● **Problem requirements**: Comb through the entries for "Ouvidor" and pull out each line that holds it.

Dataset items:
=-=-=-=-=

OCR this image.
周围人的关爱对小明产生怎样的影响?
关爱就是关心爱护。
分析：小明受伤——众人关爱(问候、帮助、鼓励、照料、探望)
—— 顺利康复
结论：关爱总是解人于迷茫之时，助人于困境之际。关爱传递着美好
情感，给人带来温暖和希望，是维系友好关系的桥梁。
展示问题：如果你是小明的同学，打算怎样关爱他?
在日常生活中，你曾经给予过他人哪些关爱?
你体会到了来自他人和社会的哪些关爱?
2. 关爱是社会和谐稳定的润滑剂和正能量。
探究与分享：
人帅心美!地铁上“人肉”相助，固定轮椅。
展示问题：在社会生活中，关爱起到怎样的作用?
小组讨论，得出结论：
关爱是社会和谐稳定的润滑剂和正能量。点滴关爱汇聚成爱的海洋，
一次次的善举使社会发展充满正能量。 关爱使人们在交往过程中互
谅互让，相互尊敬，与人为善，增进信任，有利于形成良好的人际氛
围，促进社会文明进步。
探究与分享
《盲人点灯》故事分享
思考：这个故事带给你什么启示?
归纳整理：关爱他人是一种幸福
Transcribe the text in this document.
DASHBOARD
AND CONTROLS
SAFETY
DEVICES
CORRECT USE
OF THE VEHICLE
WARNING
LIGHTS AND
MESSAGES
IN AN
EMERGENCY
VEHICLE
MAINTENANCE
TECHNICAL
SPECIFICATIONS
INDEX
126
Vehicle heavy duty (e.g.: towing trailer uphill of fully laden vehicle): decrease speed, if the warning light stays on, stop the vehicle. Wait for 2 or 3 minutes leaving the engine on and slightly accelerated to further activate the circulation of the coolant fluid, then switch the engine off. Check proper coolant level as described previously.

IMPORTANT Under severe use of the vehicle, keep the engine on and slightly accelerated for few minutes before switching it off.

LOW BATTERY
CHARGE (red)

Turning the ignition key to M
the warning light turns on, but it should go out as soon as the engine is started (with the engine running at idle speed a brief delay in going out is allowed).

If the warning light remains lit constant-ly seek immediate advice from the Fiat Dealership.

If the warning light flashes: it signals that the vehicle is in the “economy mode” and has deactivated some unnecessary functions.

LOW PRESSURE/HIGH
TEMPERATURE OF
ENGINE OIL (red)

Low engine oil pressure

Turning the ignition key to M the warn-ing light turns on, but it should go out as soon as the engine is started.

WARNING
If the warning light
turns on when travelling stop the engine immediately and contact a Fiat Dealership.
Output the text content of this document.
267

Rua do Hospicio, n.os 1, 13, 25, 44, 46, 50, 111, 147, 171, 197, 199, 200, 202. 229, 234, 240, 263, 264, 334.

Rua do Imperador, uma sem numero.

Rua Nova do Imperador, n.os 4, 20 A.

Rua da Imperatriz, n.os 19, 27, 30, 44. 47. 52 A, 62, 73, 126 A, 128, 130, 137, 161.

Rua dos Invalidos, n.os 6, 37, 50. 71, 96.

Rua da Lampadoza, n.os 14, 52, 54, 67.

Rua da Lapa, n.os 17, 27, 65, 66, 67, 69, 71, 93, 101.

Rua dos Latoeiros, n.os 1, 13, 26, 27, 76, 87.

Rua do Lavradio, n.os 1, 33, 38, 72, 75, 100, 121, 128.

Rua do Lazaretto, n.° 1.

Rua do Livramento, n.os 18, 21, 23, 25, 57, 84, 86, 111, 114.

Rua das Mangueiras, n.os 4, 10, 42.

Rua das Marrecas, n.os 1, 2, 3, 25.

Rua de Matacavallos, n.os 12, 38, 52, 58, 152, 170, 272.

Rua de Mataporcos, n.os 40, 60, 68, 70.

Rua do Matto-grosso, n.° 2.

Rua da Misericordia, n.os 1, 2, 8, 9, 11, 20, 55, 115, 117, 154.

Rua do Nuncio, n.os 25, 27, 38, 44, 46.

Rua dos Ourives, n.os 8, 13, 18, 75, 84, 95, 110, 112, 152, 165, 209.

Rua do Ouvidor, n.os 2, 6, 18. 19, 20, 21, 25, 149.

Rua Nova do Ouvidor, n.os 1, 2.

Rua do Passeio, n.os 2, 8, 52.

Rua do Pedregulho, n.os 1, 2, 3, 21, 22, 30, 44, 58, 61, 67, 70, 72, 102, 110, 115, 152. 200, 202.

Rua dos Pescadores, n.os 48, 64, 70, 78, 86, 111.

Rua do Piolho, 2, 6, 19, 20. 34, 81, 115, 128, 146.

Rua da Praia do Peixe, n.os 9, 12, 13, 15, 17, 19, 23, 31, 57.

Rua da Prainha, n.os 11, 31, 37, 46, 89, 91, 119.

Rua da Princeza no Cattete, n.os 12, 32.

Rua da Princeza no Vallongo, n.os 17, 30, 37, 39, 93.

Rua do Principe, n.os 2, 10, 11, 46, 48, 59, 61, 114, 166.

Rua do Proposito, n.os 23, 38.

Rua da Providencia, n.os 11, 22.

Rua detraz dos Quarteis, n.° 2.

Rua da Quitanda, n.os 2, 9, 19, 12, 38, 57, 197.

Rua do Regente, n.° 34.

=-=-=-=-=

● **Solution to this problem**:
Rua do Ouvidor, n.os 2, 6, 18. 19, 20, 21, 25, 149.
Rua Nova do Ouvidor, n.os 1, 2.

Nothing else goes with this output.